What you have to do:
Gather all lines containing the string "Michael" and copy them out.
--- BEGIN Records supplied ---
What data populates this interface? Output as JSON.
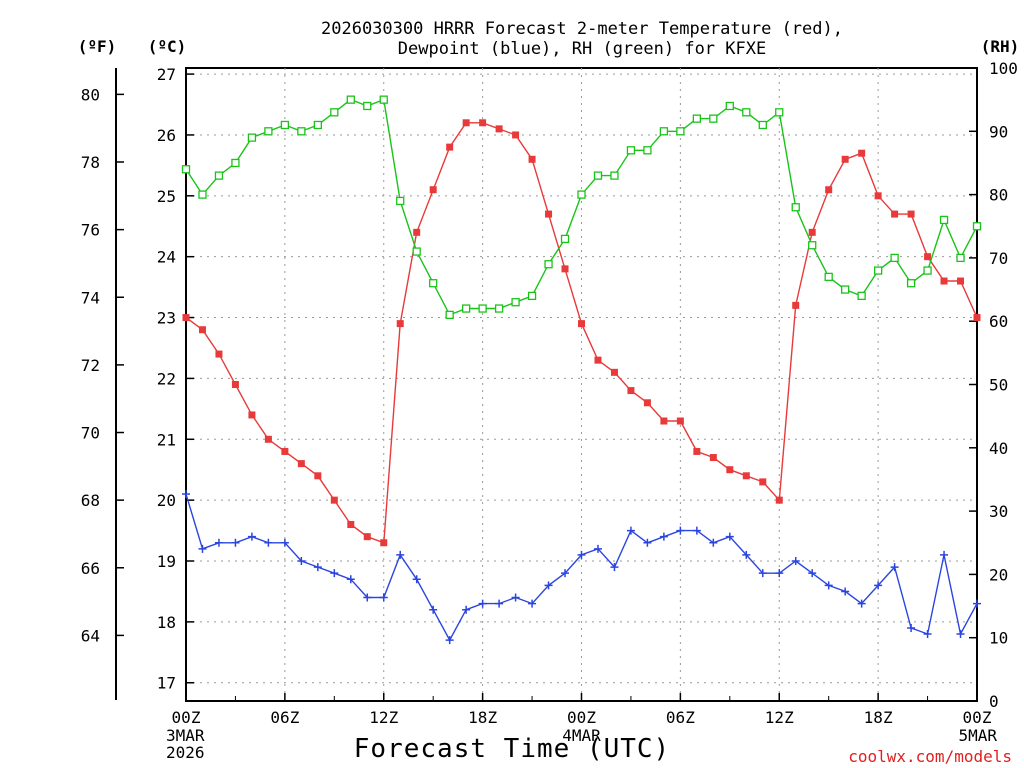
{
  "title": {
    "line1": "2026030300 HRRR Forecast 2-meter Temperature (red),",
    "line2": "Dewpoint (blue), RH (green) for KFXE"
  },
  "units": {
    "f": "(ºF)",
    "c": "(ºC)",
    "rh": "(RH)"
  },
  "xlabel": "Forecast Time (UTC)",
  "credit": "coolwx.com/models",
  "colors": {
    "temp": "#e83a3a",
    "dew": "#2b45e0",
    "rh": "#19c419",
    "grid": "#9a9a9a"
  },
  "chart_data": {
    "type": "line",
    "x_hours": {
      "start": 0,
      "end": 48,
      "step": 1
    },
    "x_ticks": [
      {
        "label": "00Z",
        "sub": [
          "3MAR",
          "2026"
        ]
      },
      {
        "label": "06Z",
        "sub": []
      },
      {
        "label": "12Z",
        "sub": []
      },
      {
        "label": "18Z",
        "sub": []
      },
      {
        "label": "00Z",
        "sub": [
          "4MAR"
        ]
      },
      {
        "label": "06Z",
        "sub": []
      },
      {
        "label": "12Z",
        "sub": []
      },
      {
        "label": "18Z",
        "sub": []
      },
      {
        "label": "00Z",
        "sub": [
          "5MAR"
        ]
      }
    ],
    "y_celsius": {
      "ticks": [
        "17",
        "18",
        "19",
        "20",
        "21",
        "22",
        "23",
        "24",
        "25",
        "26",
        "27"
      ],
      "ylim": [
        16.7,
        27.1
      ]
    },
    "y_fahrenheit": {
      "ticks": [
        "64",
        "66",
        "68",
        "70",
        "72",
        "74",
        "76",
        "78",
        "80"
      ]
    },
    "y_rh": {
      "ticks": [
        "0",
        "10",
        "20",
        "30",
        "40",
        "50",
        "60",
        "70",
        "80",
        "90",
        "100"
      ],
      "ylim": [
        0,
        100
      ]
    },
    "grid": true,
    "series": [
      {
        "name": "Temperature",
        "unit": "C",
        "values": [
          23.0,
          22.8,
          22.4,
          21.9,
          21.4,
          21.0,
          20.8,
          20.6,
          20.4,
          20.0,
          19.6,
          19.4,
          19.3,
          22.9,
          24.4,
          25.1,
          25.8,
          26.2,
          26.2,
          26.1,
          26.0,
          25.6,
          24.7,
          23.8,
          22.9,
          22.3,
          22.1,
          21.8,
          21.6,
          21.3,
          21.3,
          20.8,
          20.7,
          20.5,
          20.4,
          20.3,
          20.0,
          23.2,
          24.4,
          25.1,
          25.6,
          25.7,
          25.0,
          24.7,
          24.7,
          24.0,
          23.6,
          23.6,
          23.0
        ]
      },
      {
        "name": "Dewpoint",
        "unit": "C",
        "values": [
          20.1,
          19.2,
          19.3,
          19.3,
          19.4,
          19.3,
          19.3,
          19.0,
          18.9,
          18.8,
          18.7,
          18.4,
          18.4,
          19.1,
          18.7,
          18.2,
          17.7,
          18.2,
          18.3,
          18.3,
          18.4,
          18.3,
          18.6,
          18.8,
          19.1,
          19.2,
          18.9,
          19.5,
          19.3,
          19.4,
          19.5,
          19.5,
          19.3,
          19.4,
          19.1,
          18.8,
          18.8,
          19.0,
          18.8,
          18.6,
          18.5,
          18.3,
          18.6,
          18.9,
          17.9,
          17.8,
          19.1,
          17.8,
          18.3
        ]
      },
      {
        "name": "RH",
        "unit": "%",
        "values": [
          84,
          80,
          83,
          85,
          89,
          90,
          91,
          90,
          91,
          93,
          95,
          94,
          95,
          79,
          71,
          66,
          61,
          62,
          62,
          62,
          63,
          64,
          69,
          73,
          80,
          83,
          83,
          87,
          87,
          90,
          90,
          92,
          92,
          94,
          93,
          91,
          93,
          78,
          72,
          67,
          65,
          64,
          68,
          70,
          66,
          68,
          76,
          70,
          75
        ]
      }
    ]
  }
}
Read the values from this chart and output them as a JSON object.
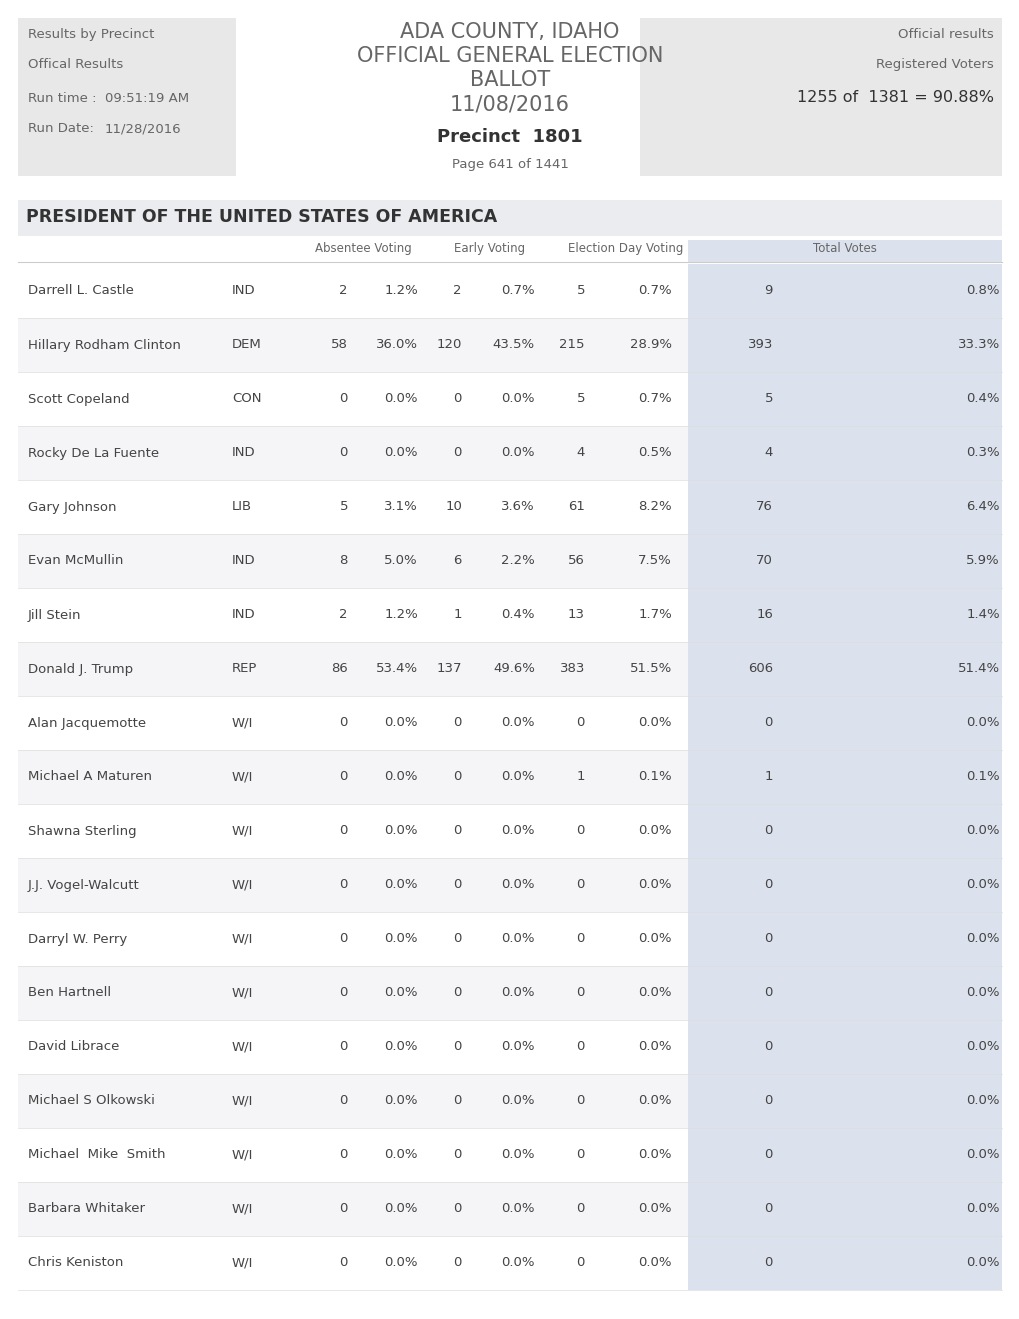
{
  "header_left_lines": [
    "Results by Precinct",
    "Offical Results",
    "Run time :",
    "09:51:19 AM",
    "Run Date:",
    "11/28/2016"
  ],
  "header_center_lines": [
    "ADA COUNTY, IDAHO",
    "OFFICIAL GENERAL ELECTION",
    "BALLOT",
    "11/08/2016"
  ],
  "precinct_label": "Precinct  1801",
  "page_label": "Page 641 of 1441",
  "header_right_lines": [
    "Official results",
    "Registered Voters",
    "1255 of  1381 = 90.88%"
  ],
  "section_title": "PRESIDENT OF THE UNITED STATES OF AMERICA",
  "candidates": [
    {
      "name": "Darrell L. Castle",
      "party": "IND",
      "abs_n": "2",
      "abs_p": "1.2%",
      "ev_n": "2",
      "ev_p": "0.7%",
      "ed_n": "5",
      "ed_p": "0.7%",
      "tot_n": "9",
      "tot_p": "0.8%"
    },
    {
      "name": "Hillary Rodham Clinton",
      "party": "DEM",
      "abs_n": "58",
      "abs_p": "36.0%",
      "ev_n": "120",
      "ev_p": "43.5%",
      "ed_n": "215",
      "ed_p": "28.9%",
      "tot_n": "393",
      "tot_p": "33.3%"
    },
    {
      "name": "Scott Copeland",
      "party": "CON",
      "abs_n": "0",
      "abs_p": "0.0%",
      "ev_n": "0",
      "ev_p": "0.0%",
      "ed_n": "5",
      "ed_p": "0.7%",
      "tot_n": "5",
      "tot_p": "0.4%"
    },
    {
      "name": "Rocky De La Fuente",
      "party": "IND",
      "abs_n": "0",
      "abs_p": "0.0%",
      "ev_n": "0",
      "ev_p": "0.0%",
      "ed_n": "4",
      "ed_p": "0.5%",
      "tot_n": "4",
      "tot_p": "0.3%"
    },
    {
      "name": "Gary Johnson",
      "party": "LIB",
      "abs_n": "5",
      "abs_p": "3.1%",
      "ev_n": "10",
      "ev_p": "3.6%",
      "ed_n": "61",
      "ed_p": "8.2%",
      "tot_n": "76",
      "tot_p": "6.4%"
    },
    {
      "name": "Evan McMullin",
      "party": "IND",
      "abs_n": "8",
      "abs_p": "5.0%",
      "ev_n": "6",
      "ev_p": "2.2%",
      "ed_n": "56",
      "ed_p": "7.5%",
      "tot_n": "70",
      "tot_p": "5.9%"
    },
    {
      "name": "Jill Stein",
      "party": "IND",
      "abs_n": "2",
      "abs_p": "1.2%",
      "ev_n": "1",
      "ev_p": "0.4%",
      "ed_n": "13",
      "ed_p": "1.7%",
      "tot_n": "16",
      "tot_p": "1.4%"
    },
    {
      "name": "Donald J. Trump",
      "party": "REP",
      "abs_n": "86",
      "abs_p": "53.4%",
      "ev_n": "137",
      "ev_p": "49.6%",
      "ed_n": "383",
      "ed_p": "51.5%",
      "tot_n": "606",
      "tot_p": "51.4%"
    },
    {
      "name": "Alan Jacquemotte",
      "party": "W/I",
      "abs_n": "0",
      "abs_p": "0.0%",
      "ev_n": "0",
      "ev_p": "0.0%",
      "ed_n": "0",
      "ed_p": "0.0%",
      "tot_n": "0",
      "tot_p": "0.0%"
    },
    {
      "name": "Michael A Maturen",
      "party": "W/I",
      "abs_n": "0",
      "abs_p": "0.0%",
      "ev_n": "0",
      "ev_p": "0.0%",
      "ed_n": "1",
      "ed_p": "0.1%",
      "tot_n": "1",
      "tot_p": "0.1%"
    },
    {
      "name": "Shawna Sterling",
      "party": "W/I",
      "abs_n": "0",
      "abs_p": "0.0%",
      "ev_n": "0",
      "ev_p": "0.0%",
      "ed_n": "0",
      "ed_p": "0.0%",
      "tot_n": "0",
      "tot_p": "0.0%"
    },
    {
      "name": "J.J. Vogel-Walcutt",
      "party": "W/I",
      "abs_n": "0",
      "abs_p": "0.0%",
      "ev_n": "0",
      "ev_p": "0.0%",
      "ed_n": "0",
      "ed_p": "0.0%",
      "tot_n": "0",
      "tot_p": "0.0%"
    },
    {
      "name": "Darryl W. Perry",
      "party": "W/I",
      "abs_n": "0",
      "abs_p": "0.0%",
      "ev_n": "0",
      "ev_p": "0.0%",
      "ed_n": "0",
      "ed_p": "0.0%",
      "tot_n": "0",
      "tot_p": "0.0%"
    },
    {
      "name": "Ben Hartnell",
      "party": "W/I",
      "abs_n": "0",
      "abs_p": "0.0%",
      "ev_n": "0",
      "ev_p": "0.0%",
      "ed_n": "0",
      "ed_p": "0.0%",
      "tot_n": "0",
      "tot_p": "0.0%"
    },
    {
      "name": "David Librace",
      "party": "W/I",
      "abs_n": "0",
      "abs_p": "0.0%",
      "ev_n": "0",
      "ev_p": "0.0%",
      "ed_n": "0",
      "ed_p": "0.0%",
      "tot_n": "0",
      "tot_p": "0.0%"
    },
    {
      "name": "Michael S Olkowski",
      "party": "W/I",
      "abs_n": "0",
      "abs_p": "0.0%",
      "ev_n": "0",
      "ev_p": "0.0%",
      "ed_n": "0",
      "ed_p": "0.0%",
      "tot_n": "0",
      "tot_p": "0.0%"
    },
    {
      "name": "Michael  Mike  Smith",
      "party": "W/I",
      "abs_n": "0",
      "abs_p": "0.0%",
      "ev_n": "0",
      "ev_p": "0.0%",
      "ed_n": "0",
      "ed_p": "0.0%",
      "tot_n": "0",
      "tot_p": "0.0%"
    },
    {
      "name": "Barbara Whitaker",
      "party": "W/I",
      "abs_n": "0",
      "abs_p": "0.0%",
      "ev_n": "0",
      "ev_p": "0.0%",
      "ed_n": "0",
      "ed_p": "0.0%",
      "tot_n": "0",
      "tot_p": "0.0%"
    },
    {
      "name": "Chris Keniston",
      "party": "W/I",
      "abs_n": "0",
      "abs_p": "0.0%",
      "ev_n": "0",
      "ev_p": "0.0%",
      "ed_n": "0",
      "ed_p": "0.0%",
      "tot_n": "0",
      "tot_p": "0.0%"
    }
  ],
  "bg_color": "#ffffff",
  "header_box_color": "#e8e8e8",
  "section_bg": "#eaecf0",
  "total_col_bg": "#dce2ed",
  "text_color": "#666666",
  "dark_text": "#444444",
  "title_text": "#333333"
}
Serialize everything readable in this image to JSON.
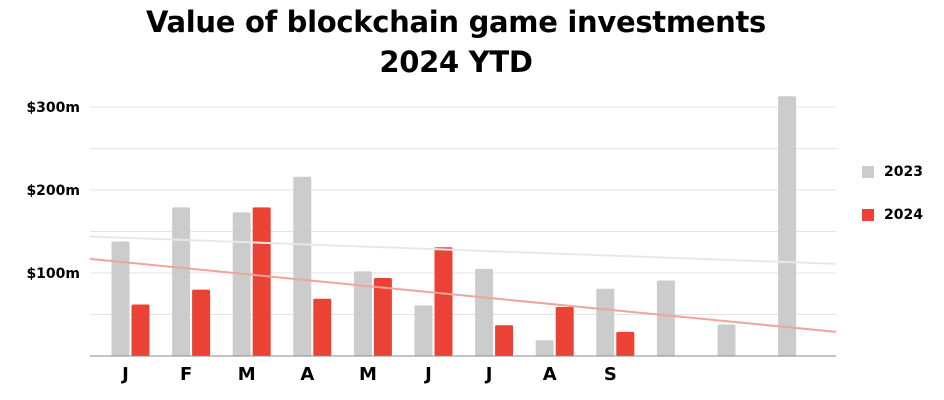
{
  "title_line1": "Value of blockchain game investments",
  "title_line2": "2024 YTD",
  "colors": {
    "2023": "#cccccc",
    "2024": "#ea4335",
    "trend2023": "#e8e8e8",
    "trend2024": "#f0a49b",
    "grid": "#e3e3e3",
    "axis": "#888888"
  },
  "chart_data": {
    "type": "bar",
    "title": "Value of blockchain game investments 2024 YTD",
    "xlabel": "",
    "ylabel": "",
    "ylim": [
      0,
      300
    ],
    "y_ticks": [
      {
        "value": 100,
        "label": "$100m"
      },
      {
        "value": 200,
        "label": "$200m"
      },
      {
        "value": 300,
        "label": "$300m"
      }
    ],
    "category_labels": [
      "J",
      "F",
      "M",
      "A",
      "M",
      "J",
      "J",
      "A",
      "S",
      "",
      "",
      ""
    ],
    "series": [
      {
        "name": "2023",
        "values": [
          138,
          179,
          173,
          216,
          102,
          61,
          105,
          19,
          81,
          91,
          38,
          313
        ]
      },
      {
        "name": "2024",
        "values": [
          62,
          80,
          179,
          69,
          94,
          131,
          37,
          59,
          29,
          null,
          null,
          null
        ]
      }
    ],
    "trendlines": [
      {
        "series": "2023",
        "start_value": 144,
        "end_value": 111
      },
      {
        "series": "2024",
        "start_value": 117,
        "end_value": 29
      }
    ],
    "grid": true,
    "legend_position": "right"
  }
}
--- END Records supplied ---
Completed task:
      "name": "Michael A Maturen",
      "name": "Michael S Olkowski",
      "name": "Michael  Mike  Smith",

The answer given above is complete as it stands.